== OBJECTIF DE LA TÂCHE ==
D'après l'extrait sur l'initiative française au Liban, à quelle date Emmanuel Macron a-t-il effectué sa première visite ?

== EXTRAIT PRÉSENTÉ ==
Ce reproche est rejeté par une source dirigeante du Hezbollah, qui assure à Middle East Eye que les questions d’une rotation des portefeuilles, ou le fait de priver la communauté chiite du ministère des Finances, qu’elle exige de conserver, n’ont pas été abordées par l’initiative française.
« Lors de sa première visite le 6 août, Emmanuel Macron avait parlé d’un gouvernement d’union nationale, regroupant des représentants de tous les partis, dont le Hezbollah », ajoute cette source. « À peine avait-il pris l’avion qu’il s’est rétracté en plaidant pour un gouvernement neutre, puis, quelques jours plus tard, pour un cabinet de mission indépendant. »
Selon la source, l’initiative française « n’a pas prévu de mécanisme d’application, ce qui a permis à certaines parties de la détourner en leur faveur. C’est ce qu’on fait les anciens Premiers ministres [sunnites], Saad Hariri en tête, qui ont essayé de nous écarter du pouvoir exécutif alors que nous disposons avec nos alliés d’une majorité au Parlement. C’est une tentative de coup d’État politique ».
« [L’initiative française] n’a pas prévu de mécanisme d’application, ce qui a permis à certaines parties de la détourner en leur faveur »
- Une source dirigeante du Hezbollah
Poursuivant sa virulente charge contre le Hezbollah, Emmanuel Macron a martelé que l’organisation ne pouvait pas « être à la fois une armée qui fait la guerre contre Israël, une milice qui participe au conflit en Syrie et un parti respectable au Liban ! Il ne doit pas se croire plus fort qu’il ne l’est ».
Après les remontrances, le président français est passé aux menaces, évoquant le risque de « guerre civile » au Liban.

(Éléments du jeu de données)
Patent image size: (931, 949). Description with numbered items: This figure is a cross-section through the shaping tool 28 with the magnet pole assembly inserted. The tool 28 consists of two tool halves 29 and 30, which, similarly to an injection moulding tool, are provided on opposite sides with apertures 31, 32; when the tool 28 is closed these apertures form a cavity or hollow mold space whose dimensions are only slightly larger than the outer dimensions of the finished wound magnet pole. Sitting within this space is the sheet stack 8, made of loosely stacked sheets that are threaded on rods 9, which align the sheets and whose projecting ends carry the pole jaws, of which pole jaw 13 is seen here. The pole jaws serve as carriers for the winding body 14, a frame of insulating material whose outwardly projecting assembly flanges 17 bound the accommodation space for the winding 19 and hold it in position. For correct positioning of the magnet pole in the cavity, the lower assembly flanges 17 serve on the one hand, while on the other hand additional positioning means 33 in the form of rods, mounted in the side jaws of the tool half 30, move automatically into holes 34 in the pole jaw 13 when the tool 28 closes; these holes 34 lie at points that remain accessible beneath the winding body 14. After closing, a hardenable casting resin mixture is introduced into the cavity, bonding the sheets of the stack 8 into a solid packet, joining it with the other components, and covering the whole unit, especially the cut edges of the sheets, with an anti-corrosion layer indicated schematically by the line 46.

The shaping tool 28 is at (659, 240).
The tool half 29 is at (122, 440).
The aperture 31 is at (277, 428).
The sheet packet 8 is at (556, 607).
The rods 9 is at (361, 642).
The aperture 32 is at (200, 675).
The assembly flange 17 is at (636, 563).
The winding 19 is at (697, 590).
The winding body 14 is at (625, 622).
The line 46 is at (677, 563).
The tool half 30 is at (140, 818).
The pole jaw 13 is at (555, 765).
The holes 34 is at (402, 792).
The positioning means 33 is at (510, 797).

== RÉPONSE ATTENDUE ==
Le 6 août.